## Task:
Output the data exactly, with every line intact.

## Exercise material:

((

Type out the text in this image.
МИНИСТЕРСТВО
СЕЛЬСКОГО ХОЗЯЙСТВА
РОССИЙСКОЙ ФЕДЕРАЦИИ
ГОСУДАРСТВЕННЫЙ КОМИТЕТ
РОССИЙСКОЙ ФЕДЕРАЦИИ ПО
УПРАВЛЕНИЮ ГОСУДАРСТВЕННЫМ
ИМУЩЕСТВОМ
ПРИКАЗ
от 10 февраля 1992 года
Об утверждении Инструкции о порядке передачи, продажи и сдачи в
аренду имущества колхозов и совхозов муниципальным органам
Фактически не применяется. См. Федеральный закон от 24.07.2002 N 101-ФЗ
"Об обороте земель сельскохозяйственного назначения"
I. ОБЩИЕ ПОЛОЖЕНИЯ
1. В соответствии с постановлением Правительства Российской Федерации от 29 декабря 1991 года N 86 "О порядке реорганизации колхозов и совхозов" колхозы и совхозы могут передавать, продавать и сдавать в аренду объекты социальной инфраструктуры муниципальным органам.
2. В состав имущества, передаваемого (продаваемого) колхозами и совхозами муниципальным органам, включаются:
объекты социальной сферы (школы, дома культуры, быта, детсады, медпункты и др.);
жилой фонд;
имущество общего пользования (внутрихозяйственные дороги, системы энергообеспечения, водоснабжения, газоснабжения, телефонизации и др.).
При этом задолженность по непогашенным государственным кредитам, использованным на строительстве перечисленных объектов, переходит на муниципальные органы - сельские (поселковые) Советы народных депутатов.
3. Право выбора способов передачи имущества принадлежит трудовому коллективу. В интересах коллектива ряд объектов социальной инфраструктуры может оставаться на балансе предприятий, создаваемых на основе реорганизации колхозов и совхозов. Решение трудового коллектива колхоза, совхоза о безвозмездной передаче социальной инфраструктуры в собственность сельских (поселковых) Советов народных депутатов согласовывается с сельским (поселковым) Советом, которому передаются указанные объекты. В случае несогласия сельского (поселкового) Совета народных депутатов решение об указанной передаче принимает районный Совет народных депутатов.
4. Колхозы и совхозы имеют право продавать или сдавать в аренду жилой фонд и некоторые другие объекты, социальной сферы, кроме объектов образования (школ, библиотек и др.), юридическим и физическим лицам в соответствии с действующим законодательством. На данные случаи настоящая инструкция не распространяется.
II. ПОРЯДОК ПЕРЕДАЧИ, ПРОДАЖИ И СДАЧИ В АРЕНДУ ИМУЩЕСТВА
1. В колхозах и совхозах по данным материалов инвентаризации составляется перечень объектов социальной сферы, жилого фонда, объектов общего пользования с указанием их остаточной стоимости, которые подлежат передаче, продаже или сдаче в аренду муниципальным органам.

))

## Final answer:
Type out the text in this image.
МИНИСТЕРСТВО
СЕЛЬСКОГО ХОЗЯЙСТВА
РОССИЙСКОЙ ФЕДЕРАЦИИ
ГОСУДАРСТВЕННЫЙ КОМИТЕТ
РОССИЙСКОЙ ФЕДЕРАЦИИ ПО
УПРАВЛЕНИЮ ГОСУДАРСТВЕННЫМ
ИМУЩЕСТВОМ
ПРИКАЗ
от 10 февраля 1992 года
Об утверждении Инструкции о порядке передачи, продажи и сдачи в
аренду имущества колхозов и совхозов муниципальным органам
Фактически не применяется. См. Федеральный закон от 24.07.2002 N 101-ФЗ
"Об обороте земель сельскохозяйственного назначения"
I. ОБЩИЕ ПОЛОЖЕНИЯ
1. В соответствии с постановлением Правительства Российской Федерации от 29 декабря 1991 года N 86 "О порядке реорганизации колхозов и совхозов" колхозы и совхозы могут передавать, продавать и сдавать в аренду объекты социальной инфраструктуры муниципальным органам.
2. В состав имущества, передаваемого (продаваемого) колхозами и совхозами муниципальным органам, включаются:
объекты социальной сферы (школы, дома культуры, быта, детсады, медпункты и др.);
жилой фонд;
имущество общего пользования (внутрихозяйственные дороги, системы энергообеспечения, водоснабжения, газоснабжения, телефонизации и др.).
При этом задолженность по непогашенным государственным кредитам, использованным на строительстве перечисленных объектов, переходит на муниципальные органы - сельские (поселковые) Советы народных депутатов.
3. Право выбора способов передачи имущества принадлежит трудовому коллективу. В интересах коллектива ряд объектов социальной инфраструктуры может оставаться на балансе предприятий, создаваемых на основе реорганизации колхозов и совхозов. Решение трудового коллектива колхоза, совхоза о безвозмездной передаче социальной инфраструктуры в собственность сельских (поселковых) Советов народных депутатов согласовывается с сельским (поселковым) Советом, которому передаются указанные объекты. В случае несогласия сельского (поселкового) Совета народных депутатов решение об указанной передаче принимает районный Совет народных депутатов.
4. Колхозы и совхозы имеют право продавать или сдавать в аренду жилой фонд и некоторые другие объекты, социальной сферы, кроме объектов образования (школ, библиотек и др.), юридическим и физическим лицам в соответствии с действующим законодательством. На данные случаи настоящая инструкция не распространяется.
II. ПОРЯДОК ПЕРЕДАЧИ, ПРОДАЖИ И СДАЧИ В АРЕНДУ ИМУЩЕСТВА
1. В колхозах и совхозах по данным материалов инвентаризации составляется перечень объектов социальной сферы, жилого фонда, объектов общего пользования с указанием их остаточной стоимости, которые подлежат передаче, продаже или сдаче в аренду муниципальным органам.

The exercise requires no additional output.